» **What you are asked to do**:
Omit the pictures, then reproduce every remaining record exactly.

» **Data to process**:
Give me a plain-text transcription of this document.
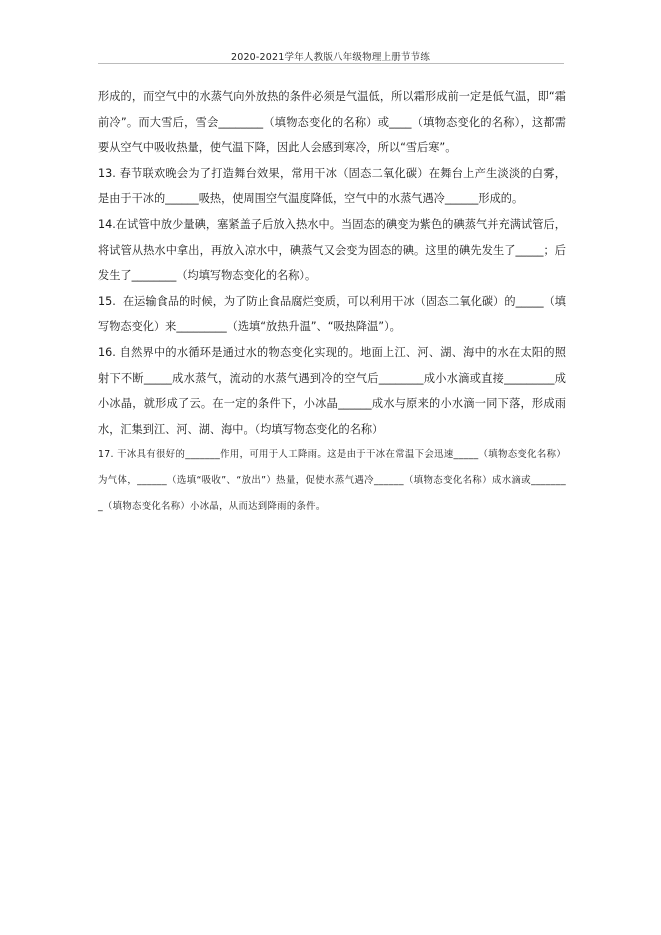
2020-2021学年人教版八年级物理上册节节练

形成的，而空气中的水蒸气向外放热的条件必须是气温低，所以霜形成前一定是低气温，即“霜前冷”。而大雪后，雪会________（填物态变化的名称）或____（填物态变化的名称），这都需要从空气中吸收热量，使气温下降，因此人会感到寒冷，所以“雪后寒”。

13. 春节联欢晚会为了打造舞台效果，常用干冰（固态二氧化碳）在舞台上产生淡淡的白雾，是由于干冰的______吸热，使周围空气温度降低，空气中的水蒸气遇冷______形成的。

14.在试管中放少量碘，塞紧盖子后放入热水中。当固态的碘变为紫色的碘蒸气并充满试管后，将试管从热水中拿出，再放入凉水中，碘蒸气又会变为固态的碘。这里的碘先发生了_____；后发生了________（均填写物态变化的名称）。

15.  在运输食品的时候，为了防止食品腐烂变质，可以利用干冰（固态二氧化碳）的_____（填写物态变化）来_________（选填“放热升温”、“吸热降温”）。

16. 自然界中的水循环是通过水的物态变化实现的。地面上江、河、湖、海中的水在太阳的照射下不断_____成水蒸气，流动的水蒸气遇到冷的空气后________成小水滴或直接_________成小冰晶，就形成了云。在一定的条件下，小冰晶______成水与原来的小水滴一同下落，形成雨水，汇集到江、河、湖、海中。（均填写物态变化的名称）

17. 干冰具有很好的_______作用，可用于人工降雨。这是由于干冰在常温下会迅速_____（填物态变化名称）为气体，______（选填“吸收”、“放出”）热量，促使水蒸气遇冷______（填物态变化名称）成水滴或________（填物态变化名称）小冰晶，从而达到降雨的条件。
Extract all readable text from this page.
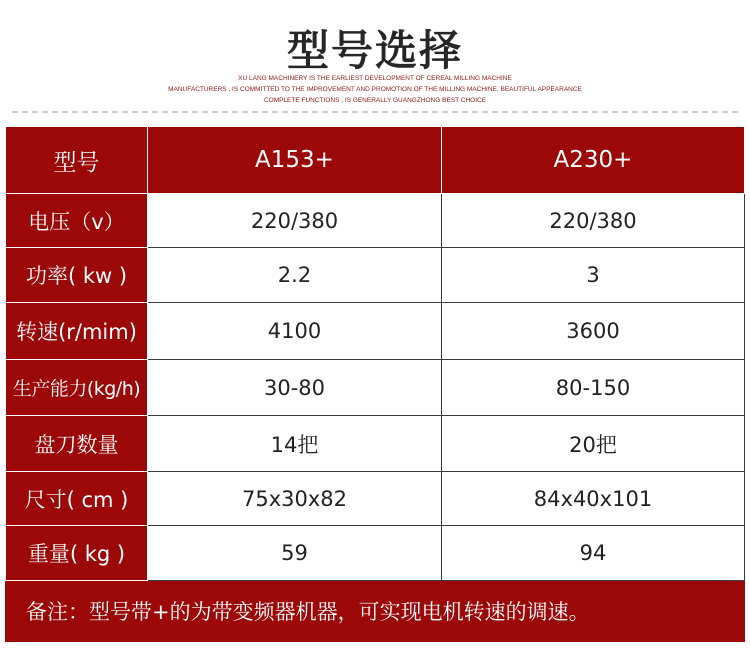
型号选择
XU LANG MACHINERY IS THE EARLIEST DEVELOPMENT OF CEREAL MILLING MACHINE
MANUFACTURERS , IS COMMITTED TO THE IMPROVEMENT AND PROMOTION OF THE MILLING MACHINE, BEAUTIFUL APPEARANCE
COMPLETE FUNCTIONS , IS GENERALLY GUANGZHONG BEST CHOICE
型号	A153+	A230+
电压（v）	220/380	220/380
功率( kw )	2.2	3
转速(r/mim)	4100	3600
生产能力(kg/h)	30-80	80-150
盘刀数量	14把	20把
尺寸( cm )	75x30x82	84x40x101
重量( kg )	59	94
备注：型号带+的为带变频器机器，可实现电机转速的调速。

» **Reply to the exercise**:
Give me a plain-text transcription of this document.
2020-2021学年人教版八年级物理上册节节练

形成的，而空气中的水蒸气向外放热的条件必须是气温低，所以霜形成前一定是低气温，即“霜前冷”。而大雪后，雪会________（填物态变化的名称）或____（填物态变化的名称），这都需要从空气中吸收热量，使气温下降，因此人会感到寒冷，所以“雪后寒”。

13. 春节联欢晚会为了打造舞台效果，常用干冰（固态二氧化碳）在舞台上产生淡淡的白雾，是由于干冰的______吸热，使周围空气温度降低，空气中的水蒸气遇冷______形成的。

14.在试管中放少量碘，塞紧盖子后放入热水中。当固态的碘变为紫色的碘蒸气并充满试管后，将试管从热水中拿出，再放入凉水中，碘蒸气又会变为固态的碘。这里的碘先发生了_____；后发生了________（均填写物态变化的名称）。

15.  在运输食品的时候，为了防止食品腐烂变质，可以利用干冰（固态二氧化碳）的_____（填写物态变化）来_________（选填“放热升温”、“吸热降温”）。

16. 自然界中的水循环是通过水的物态变化实现的。地面上江、河、湖、海中的水在太阳的照射下不断_____成水蒸气，流动的水蒸气遇到冷的空气后________成小水滴或直接_________成小冰晶，就形成了云。在一定的条件下，小冰晶______成水与原来的小水滴一同下落，形成雨水，汇集到江、河、湖、海中。（均填写物态变化的名称）

17. 干冰具有很好的_______作用，可用于人工降雨。这是由于干冰在常温下会迅速_____（填物态变化名称）为气体，______（选填“吸收”、“放出”）热量，促使水蒸气遇冷______（填物态变化名称）成水滴或________（填物态变化名称）小冰晶，从而达到降雨的条件。
Extract all readable text from this page.
型号选择
XU LANG MACHINERY IS THE EARLIEST DEVELOPMENT OF CEREAL MILLING MACHINE
MANUFACTURERS , IS COMMITTED TO THE IMPROVEMENT AND PROMOTION OF THE MILLING MACHINE, BEAUTIFUL APPEARANCE
COMPLETE FUNCTIONS , IS GENERALLY GUANGZHONG BEST CHOICE
型号	A153+	A230+
电压（v）	220/380	220/380
功率( kw )	2.2	3
转速(r/mim)	4100	3600
生产能力(kg/h)	30-80	80-150
盘刀数量	14把	20把
尺寸( cm )	75x30x82	84x40x101
重量( kg )	59	94
备注：型号带+的为带变频器机器，可实现电机转速的调速。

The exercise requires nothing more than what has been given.